-- Exercise input --
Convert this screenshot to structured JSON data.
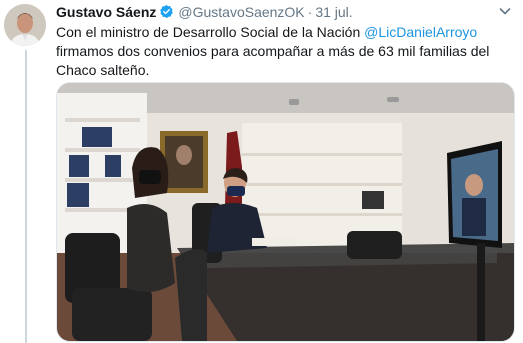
{
  "tweet": {
    "author_name": "Gustavo Sáenz",
    "handle": "@GustavoSaenzOK",
    "separator": "·",
    "date": "31 jul.",
    "text_part1": "Con el ministro de Desarrollo Social de la Nación ",
    "mention": "@LicDanielArroyo",
    "text_part2": " firmamos dos convenios para acompañar a más de 63 mil familias del Chaco salteño."
  },
  "icons": {
    "verified": "verified-badge-icon",
    "more": "chevron-down-icon"
  },
  "colors": {
    "link": "#1b95e0",
    "secondary_text": "#657786",
    "verified": "#1da1f2",
    "primary_text": "#14171a"
  }
}
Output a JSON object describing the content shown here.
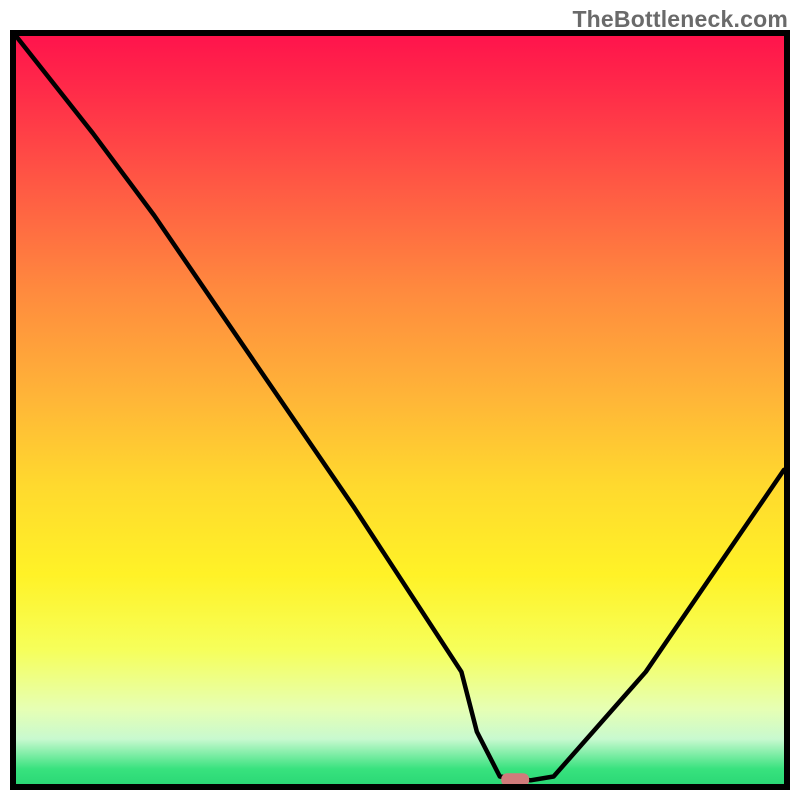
{
  "watermark": "TheBottleneck.com",
  "chart_data": {
    "type": "line",
    "title": "",
    "xlabel": "",
    "ylabel": "",
    "xlim": [
      0,
      100
    ],
    "ylim": [
      0,
      100
    ],
    "grid": false,
    "legend": false,
    "background": "red-yellow-green vertical gradient",
    "series": [
      {
        "name": "bottleneck-curve",
        "x": [
          0,
          10,
          18,
          30,
          44,
          58,
          60,
          63,
          67,
          70,
          82,
          100
        ],
        "y": [
          100,
          87,
          76,
          58,
          37,
          15,
          7,
          1,
          0.5,
          1,
          15,
          42
        ]
      }
    ],
    "marker": {
      "name": "optimal-point",
      "x": 65,
      "y": 0.5,
      "color": "#d07b7b"
    }
  },
  "colors": {
    "gradient_top": "#ff144c",
    "gradient_mid": "#ffd92e",
    "gradient_bottom": "#2bd876",
    "curve": "#000000",
    "marker": "#d07b7b",
    "frame": "#000000"
  }
}
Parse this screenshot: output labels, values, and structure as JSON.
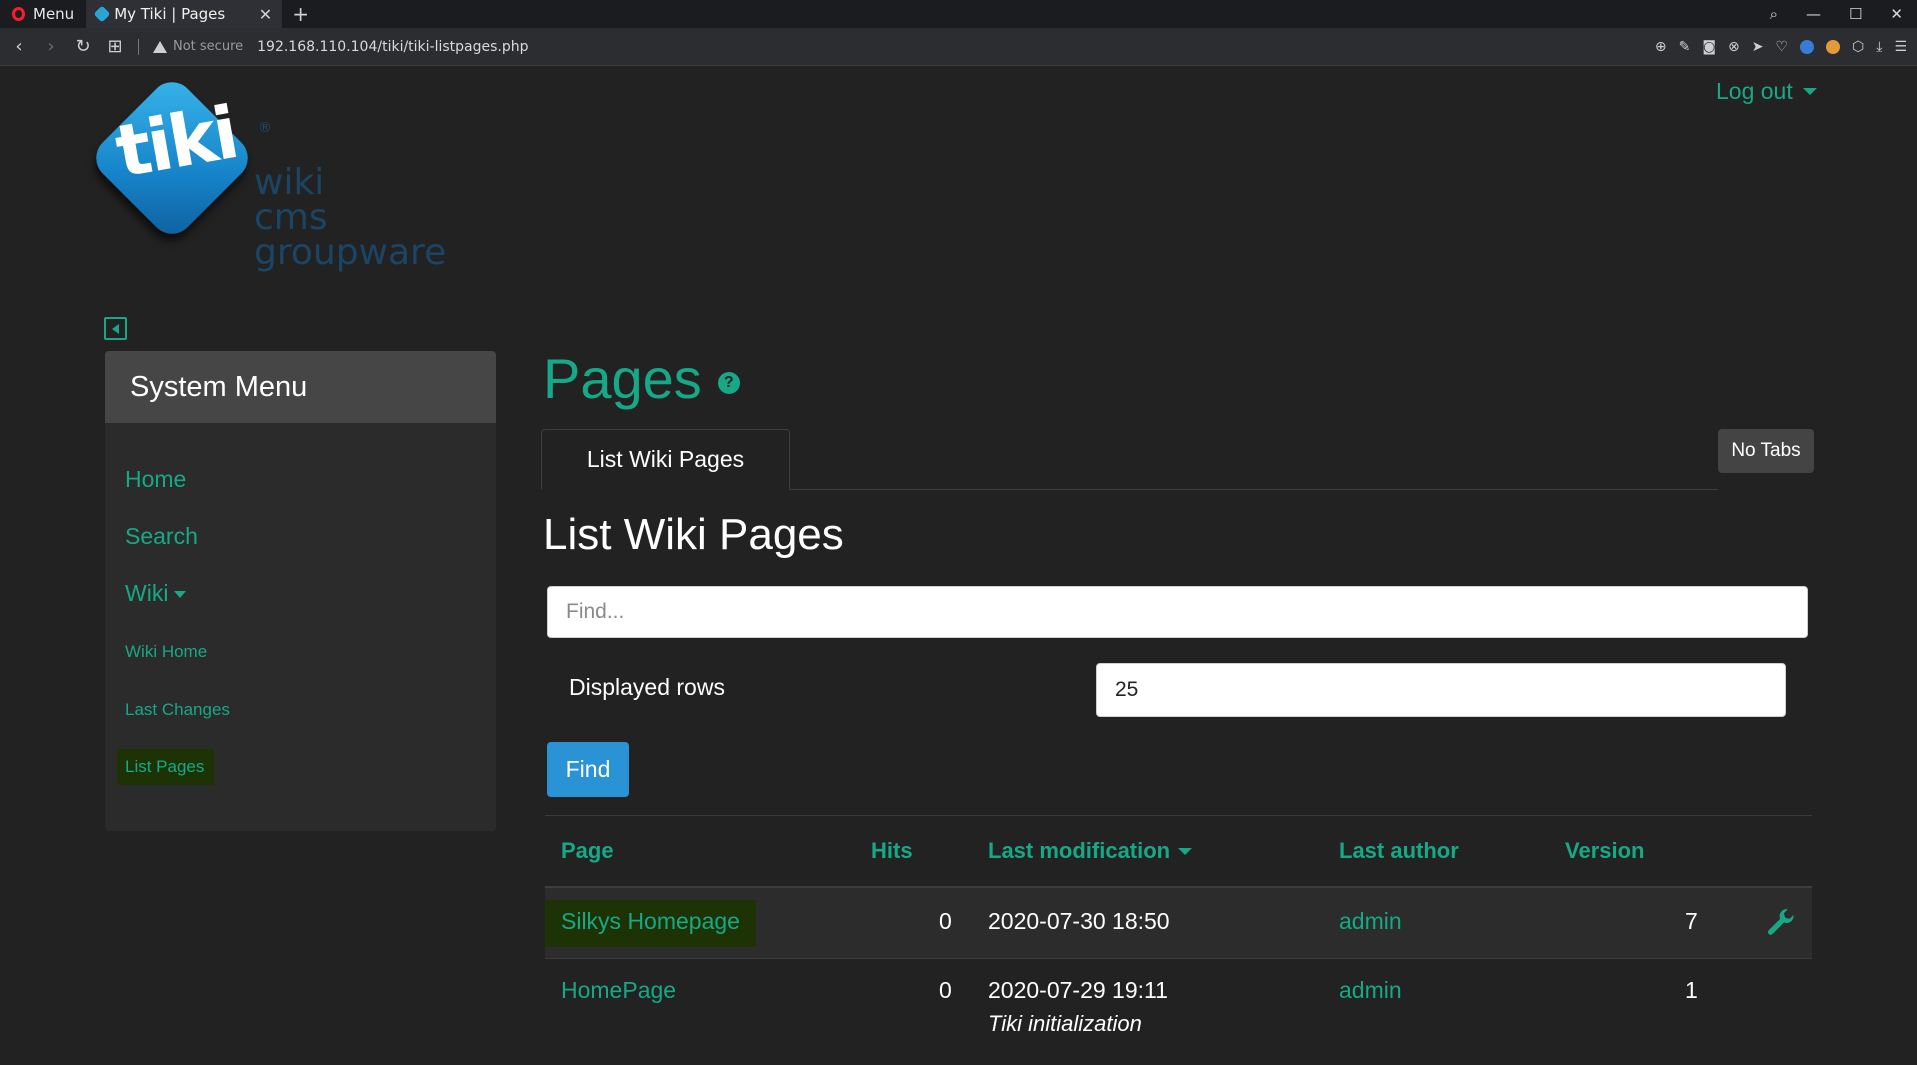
{
  "browser": {
    "menu_label": "Menu",
    "tab_title": "My Tiki | Pages",
    "security": "Not secure",
    "url": "192.168.110.104/tiki/tiki-listpages.php"
  },
  "header": {
    "logout_label": "Log out",
    "logo_text": "tiki",
    "logo_tagline": [
      "wiki",
      "cms",
      "groupware"
    ]
  },
  "sidebar": {
    "title": "System Menu",
    "items": [
      {
        "label": "Home"
      },
      {
        "label": "Search"
      },
      {
        "label": "Wiki"
      },
      {
        "label": "Wiki Home"
      },
      {
        "label": "Last Changes"
      },
      {
        "label": "List Pages"
      }
    ]
  },
  "main": {
    "title": "Pages",
    "tab_label": "List Wiki Pages",
    "no_tabs_label": "No Tabs",
    "section_title": "List Wiki Pages",
    "find_placeholder": "Find...",
    "rows_label": "Displayed rows",
    "rows_value": "25",
    "find_button": "Find"
  },
  "table": {
    "headers": [
      "Page",
      "Hits",
      "Last modification",
      "Last author",
      "Version"
    ],
    "rows": [
      {
        "page": "Silkys Homepage",
        "hits": "0",
        "modified": "2020-07-30 18:50",
        "comment": "",
        "author": "admin",
        "version": "7"
      },
      {
        "page": "HomePage",
        "hits": "0",
        "modified": "2020-07-29 19:11",
        "comment": "Tiki initialization",
        "author": "admin",
        "version": "1"
      }
    ]
  },
  "colors": {
    "accent": "#17a987",
    "button": "#2a93d5",
    "highlight": "#1d3305",
    "background": "#222222"
  }
}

-- Exercise requirements --
From the listing, copy every line where the string "comment" appears.

-- Written answer --
        "comment": "",
        "comment": "Tiki initialization",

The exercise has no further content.